[What is being asked] Where the string "Режимы" occurs in the material below, report the whole line.
__________________________________________________
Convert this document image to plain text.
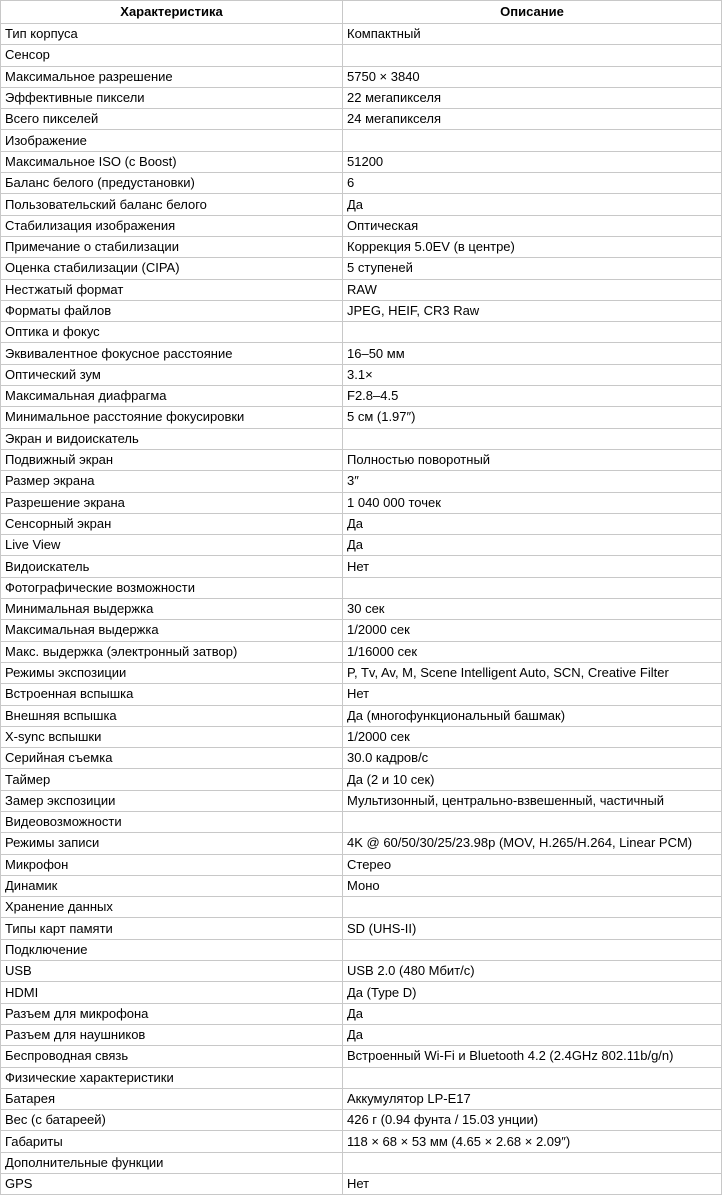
Характеристика	Описание
Тип корпуса	Компактный
Сенсор	
Максимальное разрешение	5750 × 3840
Эффективные пиксели	22 мегапикселя
Всего пикселей	24 мегапикселя
Изображение	
Максимальное ISO (с Boost)	51200
Баланс белого (предустановки)	6
Пользовательский баланс белого	Да
Стабилизация изображения	Оптическая
Примечание о стабилизации	Коррекция 5.0EV (в центре)
Оценка стабилизации (CIPA)	5 ступеней
Нестжатый формат	RAW
Форматы файлов	JPEG, HEIF, CR3 Raw
Оптика и фокус	
Эквивалентное фокусное расстояние	16–50 мм
Оптический зум	3.1×
Максимальная диафрагма	F2.8–4.5
Минимальное расстояние фокусировки	5 см (1.97″)
Экран и видоискатель	
Подвижный экран	Полностью поворотный
Размер экрана	3″
Разрешение экрана	1 040 000 точек
Сенсорный экран	Да
Live View	Да
Видоискатель	Нет
Фотографические возможности	
Минимальная выдержка	30 сек
Максимальная выдержка	1/2000 сек
Макс. выдержка (электронный затвор)	1/16000 сек
Режимы экспозиции	P, Tv, Av, M, Scene Intelligent Auto, SCN, Creative Filter
Встроенная вспышка	Нет
Внешняя вспышка	Да (многофункциональный башмак)
X-sync вспышки	1/2000 сек
Серийная съемка	30.0 кадров/с
Таймер	Да (2 и 10 сек)
Замер экспозиции	Мультизонный, центрально-взвешенный, частичный
Видеовозможности	
Режимы записи	4K @ 60/50/30/25/23.98p (MOV, H.265/H.264, Linear PCM)
Микрофон	Стерео
Динамик	Моно
Хранение данных	
Типы карт памяти	SD (UHS-II)
Подключение	
USB	USB 2.0 (480 Мбит/с)
HDMI	Да (Type D)
Разъем для микрофона	Да
Разъем для наушников	Да
Беспроводная связь	Встроенный Wi-Fi и Bluetooth 4.2 (2.4GHz 802.11b/g/n)
Физические характеристики	
Батарея	Аккумулятор LP-E17
Вес (с батареей)	426 г (0.94 фунта / 15.03 унции)
Габариты	118 × 68 × 53 мм (4.65 × 2.68 × 2.09″)
Дополнительные функции	
GPS	Нет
__________________________________________________
[Solution]
Режимы экспозиции	P, Tv, Av, M, Scene Intelligent Auto, SCN, Creative Filter
Режимы записи	4K @ 60/50/30/25/23.98p (MOV, H.265/H.264, Linear PCM)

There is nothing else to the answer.